Brief: Return the lines where the word "негосударственными" occurs.

═══ Records for the task

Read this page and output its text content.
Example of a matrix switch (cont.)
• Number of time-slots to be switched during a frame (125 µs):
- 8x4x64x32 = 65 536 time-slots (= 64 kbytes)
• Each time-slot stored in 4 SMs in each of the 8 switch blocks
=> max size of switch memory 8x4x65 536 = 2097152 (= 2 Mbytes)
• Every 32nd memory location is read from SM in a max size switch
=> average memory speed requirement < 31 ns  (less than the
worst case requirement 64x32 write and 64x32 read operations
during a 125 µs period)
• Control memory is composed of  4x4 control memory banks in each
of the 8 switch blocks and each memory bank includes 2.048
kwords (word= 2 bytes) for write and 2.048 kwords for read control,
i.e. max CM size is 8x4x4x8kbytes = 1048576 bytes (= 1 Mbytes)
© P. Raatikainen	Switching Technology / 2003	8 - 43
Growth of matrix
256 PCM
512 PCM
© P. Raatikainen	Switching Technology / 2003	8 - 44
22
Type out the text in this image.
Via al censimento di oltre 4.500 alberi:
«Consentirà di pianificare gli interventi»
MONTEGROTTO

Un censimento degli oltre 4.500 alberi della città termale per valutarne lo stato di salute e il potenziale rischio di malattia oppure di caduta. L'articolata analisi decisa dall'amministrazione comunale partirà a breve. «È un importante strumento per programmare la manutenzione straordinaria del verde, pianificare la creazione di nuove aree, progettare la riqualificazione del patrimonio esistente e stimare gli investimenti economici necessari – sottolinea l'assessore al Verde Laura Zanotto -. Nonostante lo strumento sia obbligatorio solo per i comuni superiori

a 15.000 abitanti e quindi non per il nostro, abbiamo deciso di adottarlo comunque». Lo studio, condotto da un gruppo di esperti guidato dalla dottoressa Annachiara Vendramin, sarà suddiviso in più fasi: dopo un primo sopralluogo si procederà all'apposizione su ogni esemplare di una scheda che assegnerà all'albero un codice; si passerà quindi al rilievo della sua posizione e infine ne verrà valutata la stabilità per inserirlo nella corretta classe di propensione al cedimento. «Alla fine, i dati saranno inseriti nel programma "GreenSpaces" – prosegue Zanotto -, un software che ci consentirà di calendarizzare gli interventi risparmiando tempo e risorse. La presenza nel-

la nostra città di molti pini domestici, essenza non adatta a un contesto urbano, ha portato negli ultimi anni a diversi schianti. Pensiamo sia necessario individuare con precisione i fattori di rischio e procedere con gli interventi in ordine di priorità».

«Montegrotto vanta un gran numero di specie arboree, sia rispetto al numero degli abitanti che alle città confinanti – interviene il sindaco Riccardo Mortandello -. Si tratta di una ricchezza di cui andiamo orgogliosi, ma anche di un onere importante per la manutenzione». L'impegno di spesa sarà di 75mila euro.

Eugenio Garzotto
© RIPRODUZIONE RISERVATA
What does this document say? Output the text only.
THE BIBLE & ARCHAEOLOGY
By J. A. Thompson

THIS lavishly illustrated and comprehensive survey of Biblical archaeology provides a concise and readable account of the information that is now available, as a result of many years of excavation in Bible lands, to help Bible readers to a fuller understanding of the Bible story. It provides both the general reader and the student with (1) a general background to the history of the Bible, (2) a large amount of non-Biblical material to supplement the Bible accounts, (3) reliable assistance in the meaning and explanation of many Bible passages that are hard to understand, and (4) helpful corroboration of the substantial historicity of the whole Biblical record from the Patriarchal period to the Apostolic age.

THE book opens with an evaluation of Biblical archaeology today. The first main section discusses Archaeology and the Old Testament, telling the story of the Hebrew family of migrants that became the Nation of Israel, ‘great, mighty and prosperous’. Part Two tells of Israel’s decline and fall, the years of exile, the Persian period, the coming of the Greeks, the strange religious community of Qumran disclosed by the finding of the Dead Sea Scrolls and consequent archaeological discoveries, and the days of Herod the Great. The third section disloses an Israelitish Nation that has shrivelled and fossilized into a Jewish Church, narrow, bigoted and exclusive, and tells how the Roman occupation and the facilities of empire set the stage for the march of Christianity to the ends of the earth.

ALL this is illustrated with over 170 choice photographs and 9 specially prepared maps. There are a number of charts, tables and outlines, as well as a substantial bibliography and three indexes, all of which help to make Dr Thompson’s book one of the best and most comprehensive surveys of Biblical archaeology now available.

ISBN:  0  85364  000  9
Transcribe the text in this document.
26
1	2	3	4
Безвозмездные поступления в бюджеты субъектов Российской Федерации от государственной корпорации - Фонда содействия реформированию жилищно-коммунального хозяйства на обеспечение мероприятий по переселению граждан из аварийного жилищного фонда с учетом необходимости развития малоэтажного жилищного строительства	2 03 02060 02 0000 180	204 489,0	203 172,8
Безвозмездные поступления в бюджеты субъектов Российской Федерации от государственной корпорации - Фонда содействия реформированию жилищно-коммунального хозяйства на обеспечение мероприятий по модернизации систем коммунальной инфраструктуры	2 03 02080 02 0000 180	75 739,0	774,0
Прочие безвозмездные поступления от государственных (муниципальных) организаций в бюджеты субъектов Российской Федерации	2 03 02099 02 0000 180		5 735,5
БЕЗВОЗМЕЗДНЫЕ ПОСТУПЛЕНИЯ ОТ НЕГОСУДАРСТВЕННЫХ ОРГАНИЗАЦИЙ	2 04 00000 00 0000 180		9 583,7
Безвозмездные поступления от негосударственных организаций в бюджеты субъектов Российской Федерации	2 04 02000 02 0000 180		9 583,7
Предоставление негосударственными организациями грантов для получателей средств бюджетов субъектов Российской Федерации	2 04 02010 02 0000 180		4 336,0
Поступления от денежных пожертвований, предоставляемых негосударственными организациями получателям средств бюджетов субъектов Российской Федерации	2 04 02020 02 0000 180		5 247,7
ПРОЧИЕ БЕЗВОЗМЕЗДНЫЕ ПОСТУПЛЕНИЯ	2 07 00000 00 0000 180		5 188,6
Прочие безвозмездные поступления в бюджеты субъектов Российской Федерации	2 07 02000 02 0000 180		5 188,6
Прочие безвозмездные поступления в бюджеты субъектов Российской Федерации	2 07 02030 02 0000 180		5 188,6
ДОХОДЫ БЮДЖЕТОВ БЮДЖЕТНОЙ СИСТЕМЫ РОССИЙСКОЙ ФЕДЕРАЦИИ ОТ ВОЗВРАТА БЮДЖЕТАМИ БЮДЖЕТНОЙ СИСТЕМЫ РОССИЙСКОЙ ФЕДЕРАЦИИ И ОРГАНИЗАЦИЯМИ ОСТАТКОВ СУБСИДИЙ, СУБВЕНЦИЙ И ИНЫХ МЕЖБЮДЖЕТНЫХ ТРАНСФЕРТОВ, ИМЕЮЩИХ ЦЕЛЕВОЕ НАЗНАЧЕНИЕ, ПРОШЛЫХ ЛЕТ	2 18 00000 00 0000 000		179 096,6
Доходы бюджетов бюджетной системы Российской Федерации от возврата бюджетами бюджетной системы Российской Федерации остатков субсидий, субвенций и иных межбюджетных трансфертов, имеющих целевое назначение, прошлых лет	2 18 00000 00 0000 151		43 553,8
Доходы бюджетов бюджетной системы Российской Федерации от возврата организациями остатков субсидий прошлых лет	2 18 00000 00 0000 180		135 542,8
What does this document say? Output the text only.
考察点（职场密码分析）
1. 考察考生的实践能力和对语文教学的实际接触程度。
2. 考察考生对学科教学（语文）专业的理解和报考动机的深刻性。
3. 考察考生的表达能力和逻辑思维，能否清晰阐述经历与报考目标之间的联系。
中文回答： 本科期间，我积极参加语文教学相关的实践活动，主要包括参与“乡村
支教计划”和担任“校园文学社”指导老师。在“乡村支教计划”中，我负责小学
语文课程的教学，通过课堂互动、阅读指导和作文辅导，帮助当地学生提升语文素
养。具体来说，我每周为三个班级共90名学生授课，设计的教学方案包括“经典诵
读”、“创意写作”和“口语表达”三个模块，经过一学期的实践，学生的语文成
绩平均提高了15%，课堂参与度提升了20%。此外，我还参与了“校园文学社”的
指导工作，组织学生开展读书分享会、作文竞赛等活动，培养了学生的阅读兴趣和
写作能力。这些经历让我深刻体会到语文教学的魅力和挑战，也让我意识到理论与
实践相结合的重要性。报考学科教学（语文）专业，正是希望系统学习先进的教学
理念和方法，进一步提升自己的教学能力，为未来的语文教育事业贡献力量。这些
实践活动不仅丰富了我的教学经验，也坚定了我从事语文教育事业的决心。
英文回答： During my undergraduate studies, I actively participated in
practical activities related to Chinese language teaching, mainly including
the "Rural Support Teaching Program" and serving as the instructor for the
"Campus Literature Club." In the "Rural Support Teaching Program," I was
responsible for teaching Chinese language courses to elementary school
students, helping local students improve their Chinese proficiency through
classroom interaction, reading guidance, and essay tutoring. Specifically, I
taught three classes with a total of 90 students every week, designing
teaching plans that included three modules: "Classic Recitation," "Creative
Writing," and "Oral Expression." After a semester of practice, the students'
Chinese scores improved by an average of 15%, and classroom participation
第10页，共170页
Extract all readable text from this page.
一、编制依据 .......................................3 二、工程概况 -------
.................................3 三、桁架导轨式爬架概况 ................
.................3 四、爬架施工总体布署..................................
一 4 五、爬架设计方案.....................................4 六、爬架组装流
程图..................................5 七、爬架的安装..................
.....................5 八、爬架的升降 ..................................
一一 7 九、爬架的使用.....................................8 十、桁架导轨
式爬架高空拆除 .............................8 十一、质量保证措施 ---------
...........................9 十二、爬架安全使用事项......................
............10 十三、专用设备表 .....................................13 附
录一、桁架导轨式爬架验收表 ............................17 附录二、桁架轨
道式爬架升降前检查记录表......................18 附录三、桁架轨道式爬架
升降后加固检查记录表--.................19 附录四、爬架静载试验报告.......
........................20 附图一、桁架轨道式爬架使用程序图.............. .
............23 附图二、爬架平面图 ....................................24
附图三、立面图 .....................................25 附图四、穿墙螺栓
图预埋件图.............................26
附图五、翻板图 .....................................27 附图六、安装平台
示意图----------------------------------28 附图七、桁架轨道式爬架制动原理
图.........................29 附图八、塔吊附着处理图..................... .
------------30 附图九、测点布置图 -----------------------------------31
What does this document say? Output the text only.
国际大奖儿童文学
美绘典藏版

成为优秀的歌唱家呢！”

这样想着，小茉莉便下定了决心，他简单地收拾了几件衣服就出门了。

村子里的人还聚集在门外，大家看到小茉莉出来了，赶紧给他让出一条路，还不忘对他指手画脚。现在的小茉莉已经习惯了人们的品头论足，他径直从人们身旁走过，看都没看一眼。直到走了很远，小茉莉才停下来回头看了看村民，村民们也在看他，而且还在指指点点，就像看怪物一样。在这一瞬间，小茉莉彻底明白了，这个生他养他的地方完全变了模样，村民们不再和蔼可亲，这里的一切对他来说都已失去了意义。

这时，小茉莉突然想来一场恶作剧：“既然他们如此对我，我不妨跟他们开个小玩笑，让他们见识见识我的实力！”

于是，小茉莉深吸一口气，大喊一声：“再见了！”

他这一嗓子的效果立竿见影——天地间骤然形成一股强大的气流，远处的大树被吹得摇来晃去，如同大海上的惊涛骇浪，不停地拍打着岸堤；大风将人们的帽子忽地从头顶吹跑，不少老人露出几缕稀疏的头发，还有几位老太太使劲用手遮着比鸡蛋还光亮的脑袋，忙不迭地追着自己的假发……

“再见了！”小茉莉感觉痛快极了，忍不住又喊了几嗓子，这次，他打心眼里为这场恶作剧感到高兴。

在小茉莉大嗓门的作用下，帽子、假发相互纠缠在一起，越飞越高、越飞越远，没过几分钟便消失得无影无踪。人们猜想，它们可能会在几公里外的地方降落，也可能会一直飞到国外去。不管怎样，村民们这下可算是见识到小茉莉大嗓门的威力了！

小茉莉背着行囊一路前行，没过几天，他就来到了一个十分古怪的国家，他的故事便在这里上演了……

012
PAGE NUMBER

══════

Problem solution:
Предоставление негосударственными организациями грантов для получателей средств бюджетов субъектов Российской Федерации	2 04 02010 02 0000 180		4 336,0
Поступления от денежных пожертвований, предоставляемых негосударственными организациями получателям средств бюджетов субъектов Российской Федерации	2 04 02020 02 0000 180		5 247,7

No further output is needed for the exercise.